List every temple that the Kyoto travel text below names as an entry under its heading on the best temples to visit.

## Begin Text excerpt

Things to Do in Kyoto – Japan Holidays

Thinking of planning a trip to Kyoto? This Honshu, Japan city and former capital city of Japan is waiting for you with literally dozens of museums, many festivals, extraordinary shopping places and outdoor activities. They also don’t call Kyoto the City of Ten Thousand Shrines for nothing! Kyoto boasts thousands of impressive and unbelievably beautiful shrines and temples! So pack your bags, grab your camera and get ready, very few holiday destinations in the world got to offer what Kyoto does!


The Best Temples to visit in Kyoto


Kyoto is home to so many impressive green spaces, galleries and attractions that it would take weeks just to scratch the surface of this amazing city. World renowned for its beautiful temples and shrines, Kyoto has so many of them that trying to choose just a few to visit can seem impossibly daunting! Here are a list of some temples that are widely considered to be some of the most worthwhile attractions of all the temples in Kyoto, just to narrow it down and make the decisions a little easier!


  • Kinkaku-ji Temple
    1 Kinkakujicho, Kita Ward, Kyoto, Kyoto Prefecture 603-8361, Japan
    Kinkaku-ji is known as the famed “Golden Pavilion,” and is Kyoto’s most iconic temple. It’s a magnificent sight to see, just try to get to the temple at a time when the crowds aren’t so busy!


  • Chion-in Temple
    Chion-in Temple

    Chion-in Temple

    400 Rinkacho, Higashiyama Ward, Kyoto, Kyoto Prefecture 605-8686, Japan
    The head temple of the Jodo sect of Japanese Buddhism, this impressive temple is one of the most popular temples in the city. It’s spacious and features the Hojo Garden, which is located behind the Miedo Hall and is constructed alongside the priest’s living quarters. Hojo Garden is a traditional Japanese garden, which was designed by a monk in the middle of the 1600s. The Yuzen Garden, which was designed more recently, is located just beside the Chion-in Temple’s Sanmon Gate. It features breathtaking rock and pond gardens, and is laid out along a slight incline.


  • Nanzen-ji Temple
    Nanzenji-Fukuchi-cho, Sakyo-ku, Kyoto-city
    One of the most beautiful temples in the Northern Higashiyama district of Kyoto, Nanzen-ji Temple is a sprawling Zen paradise located at the base of Kyoto’s lush forested Higashiyama mountains.The Nanzen-ji Temple is considered one of the most important Zen temples in the entire country. Visitors to this massive temple are greeted by Nanzen-ji’s massive Sanmon entrance gate, which towers up over the treetops. Nanzen-ji’s central temple grounds are free of charge for the public to enter, however separate fees apply for entering each of the temple buildings and sub-temples on the grounds. It’s well worth a visit to see the large brick aqueduct that runs through the temple grounds, constructed during the Meiji Period of 1868 to 1912. This aqueduct is a portion of a canal system that was built to bring water and goods between Kyoto and the neighbouring Shiga Prefecture’s Lake Biwa. Take a walk along the paths that run alongside the canal, leading through the surrounding trees.

## End Text excerpt
## Begin Material

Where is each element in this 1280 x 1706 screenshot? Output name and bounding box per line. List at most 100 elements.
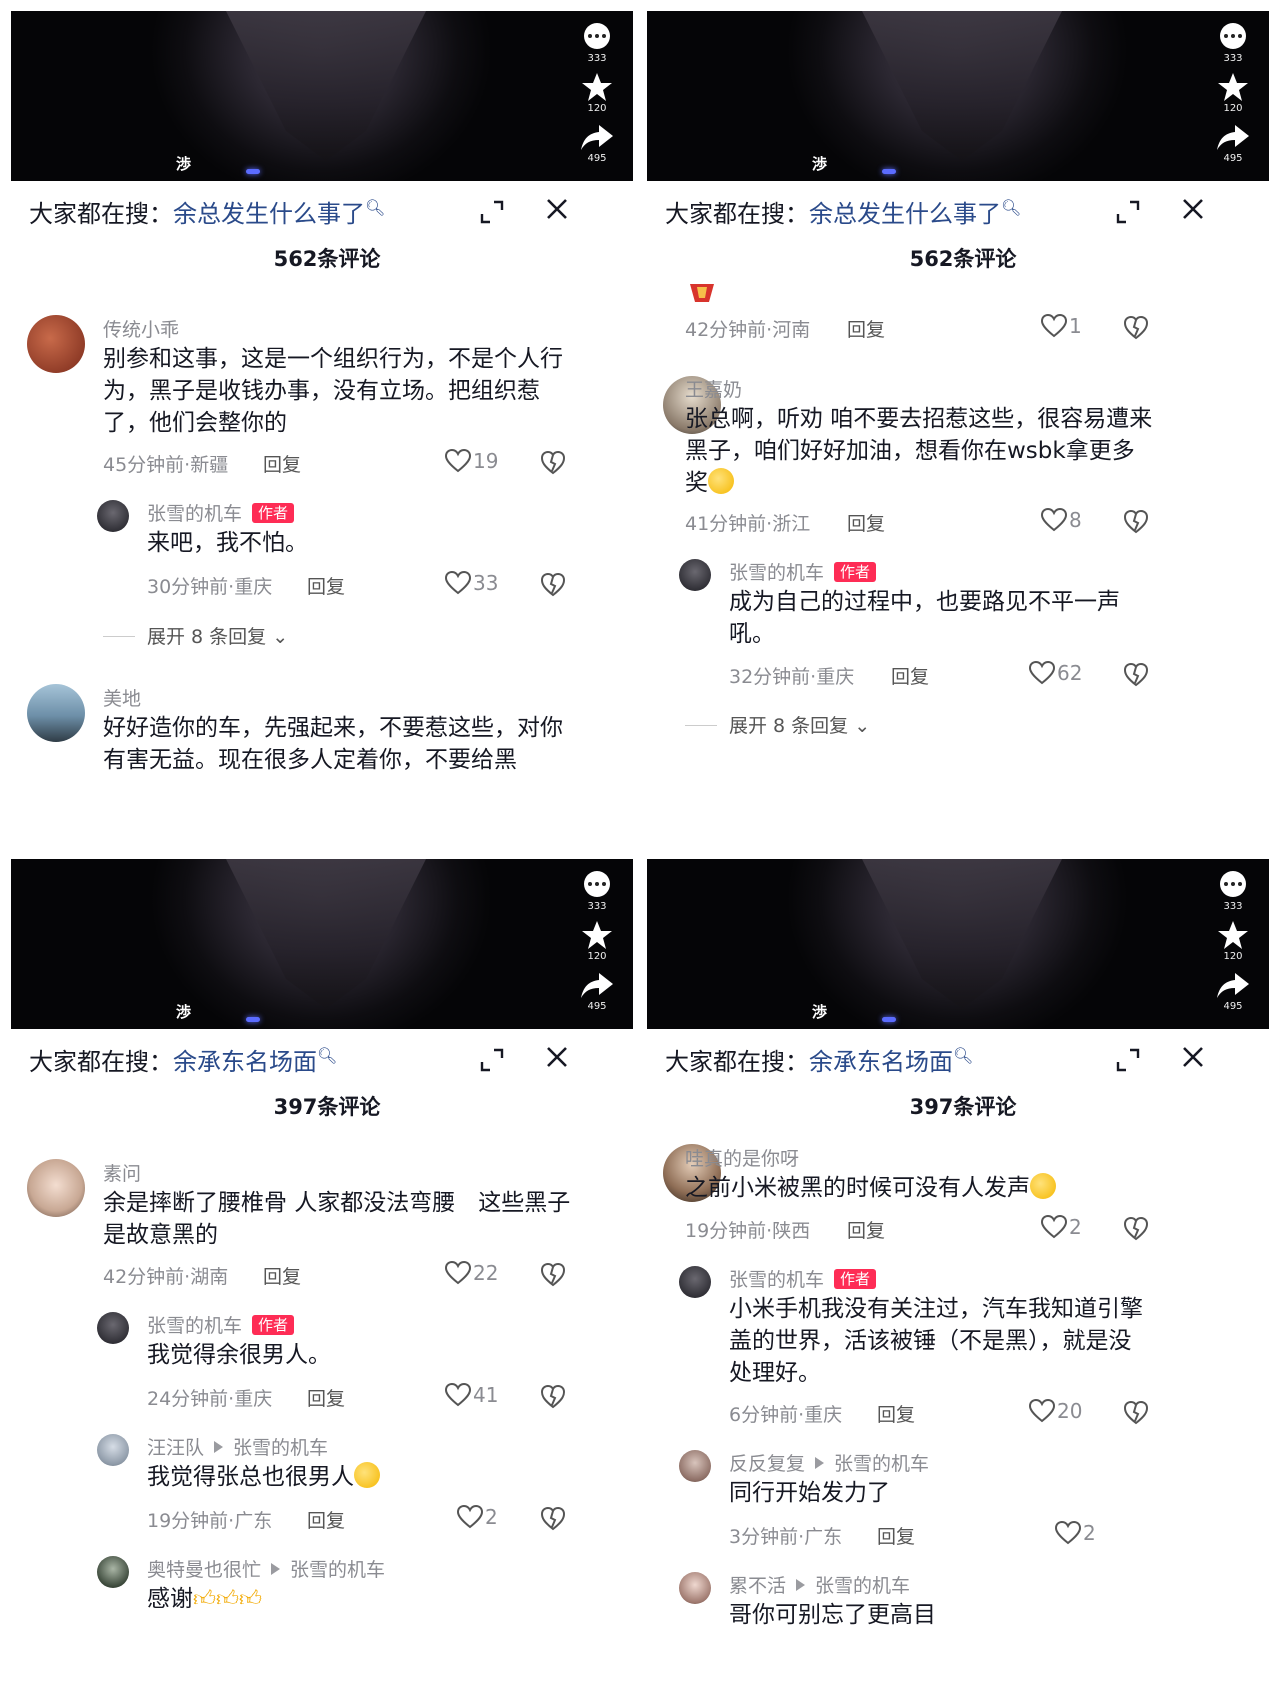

## End Material

Written answer >>
Kinkaku-ji Temple
Chion-in Temple
Nanzen-ji Temple